§ **Task directions**:
In the records below, pick out all lines containing the word "June".

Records

-=-=-=-=-

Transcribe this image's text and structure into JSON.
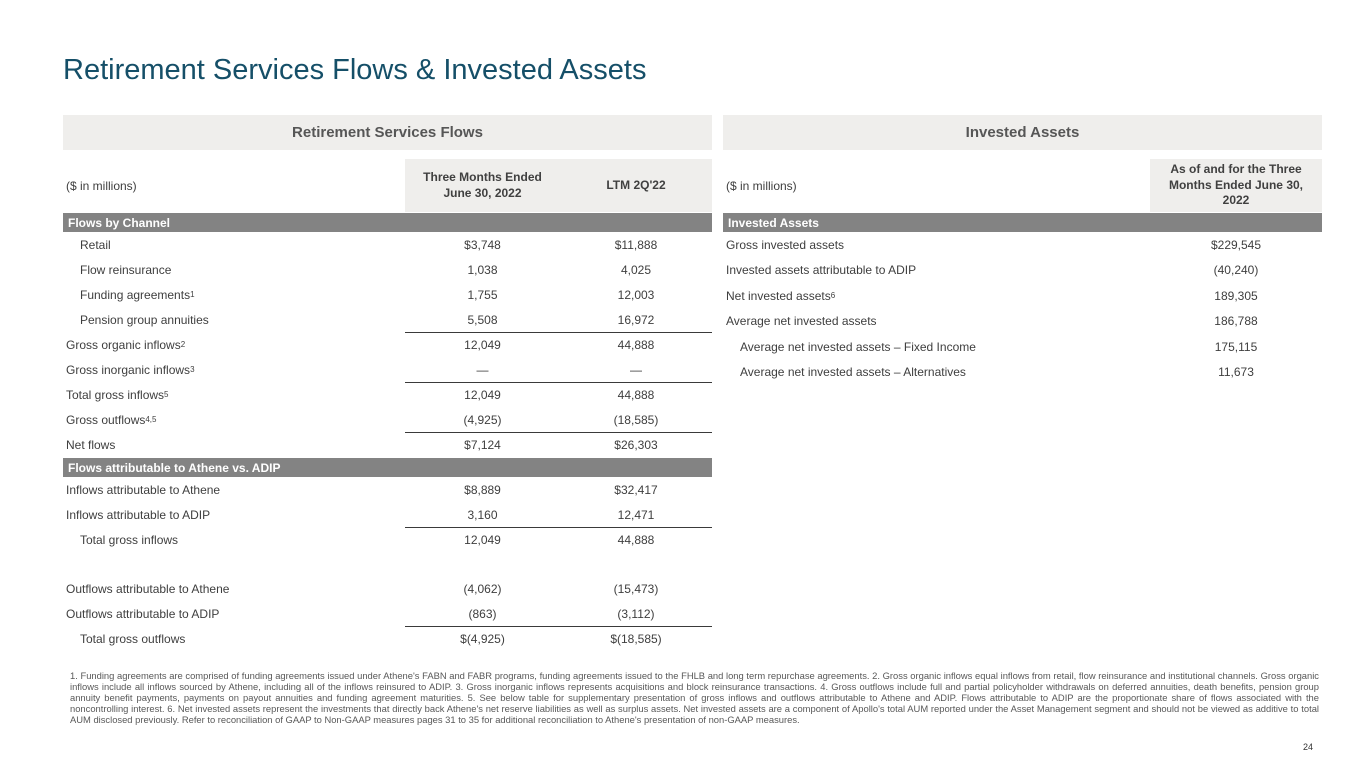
{
  "slide": {
    "title": "Retirement Services Flows & Invested Assets",
    "page_number": "24",
    "title_color": "#154f68",
    "section_bar_color": "#838383",
    "banner_bg_color": "#efeeec"
  },
  "flows_table": {
    "banner": "Retirement Services Flows",
    "units_label": "($ in millions)",
    "columns": [
      "Three Months Ended June 30, 2022",
      "LTM 2Q'22"
    ],
    "sections": [
      {
        "header": "Flows by Channel",
        "rows": [
          {
            "label": "Retail",
            "indent": 1,
            "values": [
              "$3,748",
              "$11,888"
            ]
          },
          {
            "label": "Flow reinsurance",
            "indent": 1,
            "values": [
              "1,038",
              "4,025"
            ]
          },
          {
            "label": "Funding agreements",
            "sup": "1",
            "indent": 1,
            "values": [
              "1,755",
              "12,003"
            ]
          },
          {
            "label": "Pension group annuities",
            "indent": 1,
            "values": [
              "5,508",
              "16,972"
            ]
          },
          {
            "label": "Gross organic inflows",
            "sup": "2",
            "indent": 0,
            "line_above": true,
            "values": [
              "12,049",
              "44,888"
            ]
          },
          {
            "label": "Gross inorganic inflows",
            "sup": "3",
            "indent": 0,
            "values": [
              "—",
              "—"
            ]
          },
          {
            "label": "Total gross inflows",
            "sup": "5",
            "indent": 0,
            "line_above": true,
            "values": [
              "12,049",
              "44,888"
            ]
          },
          {
            "label": "Gross outflows",
            "sup": "4,5",
            "indent": 0,
            "values": [
              "(4,925)",
              "(18,585)"
            ]
          },
          {
            "label": "Net flows",
            "indent": 0,
            "line_above": true,
            "values": [
              "$7,124",
              "$26,303"
            ]
          }
        ]
      },
      {
        "header": "Flows attributable to Athene vs. ADIP",
        "rows": [
          {
            "label": "Inflows attributable to Athene",
            "indent": 0,
            "values": [
              "$8,889",
              "$32,417"
            ]
          },
          {
            "label": "Inflows attributable to ADIP",
            "indent": 0,
            "values": [
              "3,160",
              "12,471"
            ]
          },
          {
            "label": "Total gross inflows",
            "indent": 1,
            "line_above": true,
            "values": [
              "12,049",
              "44,888"
            ]
          },
          {
            "spacer": true
          },
          {
            "label": "Outflows attributable to Athene",
            "indent": 0,
            "values": [
              "(4,062)",
              "(15,473)"
            ]
          },
          {
            "label": "Outflows attributable to ADIP",
            "indent": 0,
            "values": [
              "(863)",
              "(3,112)"
            ]
          },
          {
            "label": "Total gross outflows",
            "indent": 1,
            "line_above": true,
            "values": [
              "$(4,925)",
              "$(18,585)"
            ]
          }
        ]
      }
    ]
  },
  "invested_table": {
    "banner": "Invested Assets",
    "units_label": "($ in millions)",
    "columns": [
      "As of and for the Three Months Ended June 30, 2022"
    ],
    "sections": [
      {
        "header": "Invested Assets",
        "rows": [
          {
            "label": "Gross invested assets",
            "indent": 0,
            "values": [
              "$229,545"
            ]
          },
          {
            "label": "Invested assets attributable to ADIP",
            "indent": 0,
            "values": [
              "(40,240)"
            ]
          },
          {
            "label": "Net invested assets",
            "sup": "6",
            "indent": 0,
            "values": [
              "189,305"
            ]
          },
          {
            "label": "Average net invested assets",
            "indent": 0,
            "values": [
              "186,788"
            ]
          },
          {
            "label": "Average net invested assets – Fixed Income",
            "indent": 1,
            "values": [
              "175,115"
            ]
          },
          {
            "label": "Average net invested assets – Alternatives",
            "indent": 1,
            "values": [
              "11,673"
            ]
          }
        ]
      }
    ]
  },
  "footnotes": "1. Funding agreements are comprised of funding agreements issued under Athene's FABN and FABR programs, funding agreements issued to the FHLB and long term repurchase agreements. 2. Gross organic inflows equal inflows from retail, flow reinsurance and institutional channels. Gross organic inflows include all inflows sourced by Athene, including all of the inflows reinsured to ADIP. 3. Gross inorganic inflows represents acquisitions and block reinsurance transactions. 4. Gross outflows include full and partial policyholder withdrawals on deferred annuities, death benefits, pension group annuity benefit payments, payments on payout annuities and funding agreement maturities. 5. See below table for supplementary presentation of gross inflows and outflows attributable to Athene and ADIP. Flows attributable to ADIP are the proportionate share of flows associated with the noncontrolling interest. 6. Net invested assets represent the investments that directly back Athene's net reserve liabilities as well as surplus assets. Net invested assets are a component of Apollo's total AUM reported under the Asset Management segment and should not be viewed as additive to total AUM disclosed previously. Refer to reconciliation of GAAP to Non-GAAP measures pages 31 to 35 for additional reconciliation to Athene's presentation of non-GAAP measures."
}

-=-=-=-=-

§ **Full response**:
      "Three Months Ended June 30, 2022",
      "As of and for the Three Months Ended June 30, 2022"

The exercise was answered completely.